▸ **Material**
○ ○ ○ ○ ○
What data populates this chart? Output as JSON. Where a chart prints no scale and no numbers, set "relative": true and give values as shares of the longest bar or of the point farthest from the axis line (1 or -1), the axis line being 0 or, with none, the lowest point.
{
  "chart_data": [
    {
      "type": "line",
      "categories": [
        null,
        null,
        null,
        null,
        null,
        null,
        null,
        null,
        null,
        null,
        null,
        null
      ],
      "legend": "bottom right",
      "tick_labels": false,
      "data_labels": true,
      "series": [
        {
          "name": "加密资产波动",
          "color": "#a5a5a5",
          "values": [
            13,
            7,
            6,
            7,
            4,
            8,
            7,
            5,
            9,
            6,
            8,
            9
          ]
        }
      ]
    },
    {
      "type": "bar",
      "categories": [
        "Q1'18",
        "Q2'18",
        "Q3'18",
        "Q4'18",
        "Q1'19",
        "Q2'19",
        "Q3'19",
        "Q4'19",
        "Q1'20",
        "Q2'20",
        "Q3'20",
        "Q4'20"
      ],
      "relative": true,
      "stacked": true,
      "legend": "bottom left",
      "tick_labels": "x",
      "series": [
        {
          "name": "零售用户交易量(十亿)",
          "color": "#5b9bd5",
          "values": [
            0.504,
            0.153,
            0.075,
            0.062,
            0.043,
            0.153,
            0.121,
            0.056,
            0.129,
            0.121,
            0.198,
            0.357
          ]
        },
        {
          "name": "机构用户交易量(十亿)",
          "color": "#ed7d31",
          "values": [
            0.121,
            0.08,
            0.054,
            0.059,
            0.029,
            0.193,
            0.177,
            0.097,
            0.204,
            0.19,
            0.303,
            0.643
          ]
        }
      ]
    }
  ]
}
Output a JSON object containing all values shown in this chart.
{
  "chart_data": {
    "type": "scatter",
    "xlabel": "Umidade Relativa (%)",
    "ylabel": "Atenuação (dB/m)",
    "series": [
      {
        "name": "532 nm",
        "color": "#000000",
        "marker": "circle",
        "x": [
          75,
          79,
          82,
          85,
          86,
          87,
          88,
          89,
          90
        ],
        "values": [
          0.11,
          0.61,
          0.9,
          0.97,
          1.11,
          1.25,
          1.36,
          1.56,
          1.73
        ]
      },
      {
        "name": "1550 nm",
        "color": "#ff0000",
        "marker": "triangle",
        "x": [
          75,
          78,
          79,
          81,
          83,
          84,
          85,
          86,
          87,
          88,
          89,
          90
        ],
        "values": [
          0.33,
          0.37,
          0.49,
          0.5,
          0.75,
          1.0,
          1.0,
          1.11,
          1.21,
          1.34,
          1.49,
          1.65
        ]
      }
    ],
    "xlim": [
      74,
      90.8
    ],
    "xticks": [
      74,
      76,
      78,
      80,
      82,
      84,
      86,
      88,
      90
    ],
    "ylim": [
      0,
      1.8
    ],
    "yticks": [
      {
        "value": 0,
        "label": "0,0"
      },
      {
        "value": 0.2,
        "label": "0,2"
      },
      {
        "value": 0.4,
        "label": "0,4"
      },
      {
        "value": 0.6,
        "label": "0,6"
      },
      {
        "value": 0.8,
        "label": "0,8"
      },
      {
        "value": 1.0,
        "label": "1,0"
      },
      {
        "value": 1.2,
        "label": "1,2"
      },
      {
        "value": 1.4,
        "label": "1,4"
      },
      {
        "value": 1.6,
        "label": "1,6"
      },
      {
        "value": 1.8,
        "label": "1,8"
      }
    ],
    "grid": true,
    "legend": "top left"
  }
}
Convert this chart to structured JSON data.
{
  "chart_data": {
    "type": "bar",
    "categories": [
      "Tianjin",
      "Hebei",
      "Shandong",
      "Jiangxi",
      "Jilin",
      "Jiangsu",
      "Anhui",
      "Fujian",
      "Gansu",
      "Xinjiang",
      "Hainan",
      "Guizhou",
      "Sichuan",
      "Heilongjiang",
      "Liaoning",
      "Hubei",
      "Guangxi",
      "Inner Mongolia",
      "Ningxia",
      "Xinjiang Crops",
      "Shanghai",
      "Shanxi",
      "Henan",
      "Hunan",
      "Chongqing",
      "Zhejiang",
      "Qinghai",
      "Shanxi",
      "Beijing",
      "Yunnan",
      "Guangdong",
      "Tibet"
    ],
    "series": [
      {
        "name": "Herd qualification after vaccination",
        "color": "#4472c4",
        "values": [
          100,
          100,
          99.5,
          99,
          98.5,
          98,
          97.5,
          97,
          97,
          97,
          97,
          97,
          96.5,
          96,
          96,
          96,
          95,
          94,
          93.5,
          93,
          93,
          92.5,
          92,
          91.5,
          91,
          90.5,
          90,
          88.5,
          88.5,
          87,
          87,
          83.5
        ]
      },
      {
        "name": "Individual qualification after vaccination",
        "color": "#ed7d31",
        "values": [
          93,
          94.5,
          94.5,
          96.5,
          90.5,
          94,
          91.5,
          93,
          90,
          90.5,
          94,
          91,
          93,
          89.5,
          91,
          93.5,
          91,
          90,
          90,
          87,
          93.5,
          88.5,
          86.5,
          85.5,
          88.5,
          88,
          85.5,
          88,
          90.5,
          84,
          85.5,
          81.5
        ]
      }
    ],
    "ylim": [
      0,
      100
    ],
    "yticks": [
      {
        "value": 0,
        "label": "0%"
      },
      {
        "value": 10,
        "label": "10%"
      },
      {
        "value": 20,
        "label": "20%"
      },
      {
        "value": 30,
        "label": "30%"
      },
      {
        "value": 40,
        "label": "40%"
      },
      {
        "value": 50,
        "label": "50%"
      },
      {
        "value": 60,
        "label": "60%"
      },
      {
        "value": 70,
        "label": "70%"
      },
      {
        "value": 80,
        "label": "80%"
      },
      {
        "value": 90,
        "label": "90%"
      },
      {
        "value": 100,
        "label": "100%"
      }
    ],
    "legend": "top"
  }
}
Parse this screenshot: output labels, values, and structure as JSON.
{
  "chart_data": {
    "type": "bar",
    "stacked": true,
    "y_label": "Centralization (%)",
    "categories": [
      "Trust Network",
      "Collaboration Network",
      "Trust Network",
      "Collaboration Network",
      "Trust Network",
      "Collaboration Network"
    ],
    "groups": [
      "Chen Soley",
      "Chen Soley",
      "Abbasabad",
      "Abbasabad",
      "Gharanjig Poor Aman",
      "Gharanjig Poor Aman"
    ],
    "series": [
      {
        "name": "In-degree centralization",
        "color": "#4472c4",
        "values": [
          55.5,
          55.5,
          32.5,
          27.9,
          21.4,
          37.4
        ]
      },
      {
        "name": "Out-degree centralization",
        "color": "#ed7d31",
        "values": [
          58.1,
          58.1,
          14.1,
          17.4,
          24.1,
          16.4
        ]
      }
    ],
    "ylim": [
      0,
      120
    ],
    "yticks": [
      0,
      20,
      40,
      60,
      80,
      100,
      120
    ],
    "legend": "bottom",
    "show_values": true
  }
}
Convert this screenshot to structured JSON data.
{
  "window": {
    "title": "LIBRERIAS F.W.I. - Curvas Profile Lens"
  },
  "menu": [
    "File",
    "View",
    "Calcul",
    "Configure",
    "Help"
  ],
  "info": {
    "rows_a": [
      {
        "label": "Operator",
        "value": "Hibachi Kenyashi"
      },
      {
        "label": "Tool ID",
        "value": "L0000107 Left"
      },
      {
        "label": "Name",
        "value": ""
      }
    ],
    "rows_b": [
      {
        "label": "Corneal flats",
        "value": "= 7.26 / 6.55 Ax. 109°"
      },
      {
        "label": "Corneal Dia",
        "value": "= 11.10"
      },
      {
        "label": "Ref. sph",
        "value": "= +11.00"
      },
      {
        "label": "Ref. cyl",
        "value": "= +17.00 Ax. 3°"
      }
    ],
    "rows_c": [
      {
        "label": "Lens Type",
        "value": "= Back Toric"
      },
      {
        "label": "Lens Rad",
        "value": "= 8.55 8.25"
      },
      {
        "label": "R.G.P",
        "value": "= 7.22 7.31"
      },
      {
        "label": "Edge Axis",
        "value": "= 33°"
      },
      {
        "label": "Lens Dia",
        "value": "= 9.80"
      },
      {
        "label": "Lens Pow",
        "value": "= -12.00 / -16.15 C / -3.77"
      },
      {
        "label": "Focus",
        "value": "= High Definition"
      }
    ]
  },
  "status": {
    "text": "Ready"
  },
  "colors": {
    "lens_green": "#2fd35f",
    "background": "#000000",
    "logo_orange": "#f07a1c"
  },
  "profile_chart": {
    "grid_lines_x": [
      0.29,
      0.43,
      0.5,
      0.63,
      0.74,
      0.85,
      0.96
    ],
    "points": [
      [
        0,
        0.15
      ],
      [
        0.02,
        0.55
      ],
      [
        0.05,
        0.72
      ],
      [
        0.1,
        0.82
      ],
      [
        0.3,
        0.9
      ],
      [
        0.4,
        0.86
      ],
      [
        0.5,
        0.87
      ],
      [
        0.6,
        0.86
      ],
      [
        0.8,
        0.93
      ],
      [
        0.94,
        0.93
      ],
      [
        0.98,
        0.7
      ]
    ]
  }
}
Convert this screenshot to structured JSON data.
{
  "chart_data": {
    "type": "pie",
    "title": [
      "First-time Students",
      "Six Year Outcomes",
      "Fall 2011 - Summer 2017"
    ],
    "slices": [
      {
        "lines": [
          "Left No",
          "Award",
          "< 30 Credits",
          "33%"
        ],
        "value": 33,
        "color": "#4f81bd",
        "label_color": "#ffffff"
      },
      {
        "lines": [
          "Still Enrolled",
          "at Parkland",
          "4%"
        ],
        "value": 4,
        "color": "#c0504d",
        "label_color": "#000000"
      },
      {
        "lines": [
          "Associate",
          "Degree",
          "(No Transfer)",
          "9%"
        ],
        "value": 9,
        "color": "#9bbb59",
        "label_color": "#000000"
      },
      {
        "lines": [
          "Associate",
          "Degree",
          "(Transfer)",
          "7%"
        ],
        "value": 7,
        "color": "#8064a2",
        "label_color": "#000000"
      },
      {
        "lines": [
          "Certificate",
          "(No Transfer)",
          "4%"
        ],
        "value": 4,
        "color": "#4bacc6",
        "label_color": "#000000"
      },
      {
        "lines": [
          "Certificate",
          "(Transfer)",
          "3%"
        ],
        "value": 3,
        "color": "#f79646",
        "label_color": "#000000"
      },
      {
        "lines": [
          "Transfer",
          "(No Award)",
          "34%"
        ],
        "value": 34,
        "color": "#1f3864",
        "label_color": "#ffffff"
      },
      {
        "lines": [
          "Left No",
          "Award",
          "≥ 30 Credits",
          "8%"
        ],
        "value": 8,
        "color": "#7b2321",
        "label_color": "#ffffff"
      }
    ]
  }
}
○ ○ ○ ○ ○
▸ **What is needed**
Copy out every line of the data that includes "JSON".

▸ **Final result**
What data populates this chart? Output as JSON. Where a chart prints no scale and no numbers, set "relative": true and give values as shares of the longest bar or of the point farthest from the axis line (1 or -1), the axis line being 0 or, with none, the lowest point.
Output a JSON object containing all values shown in this chart.
Convert this chart to structured JSON data.
Parse this screenshot: output labels, values, and structure as JSON.
Convert this screenshot to structured JSON data.
Convert this screenshot to structured JSON data.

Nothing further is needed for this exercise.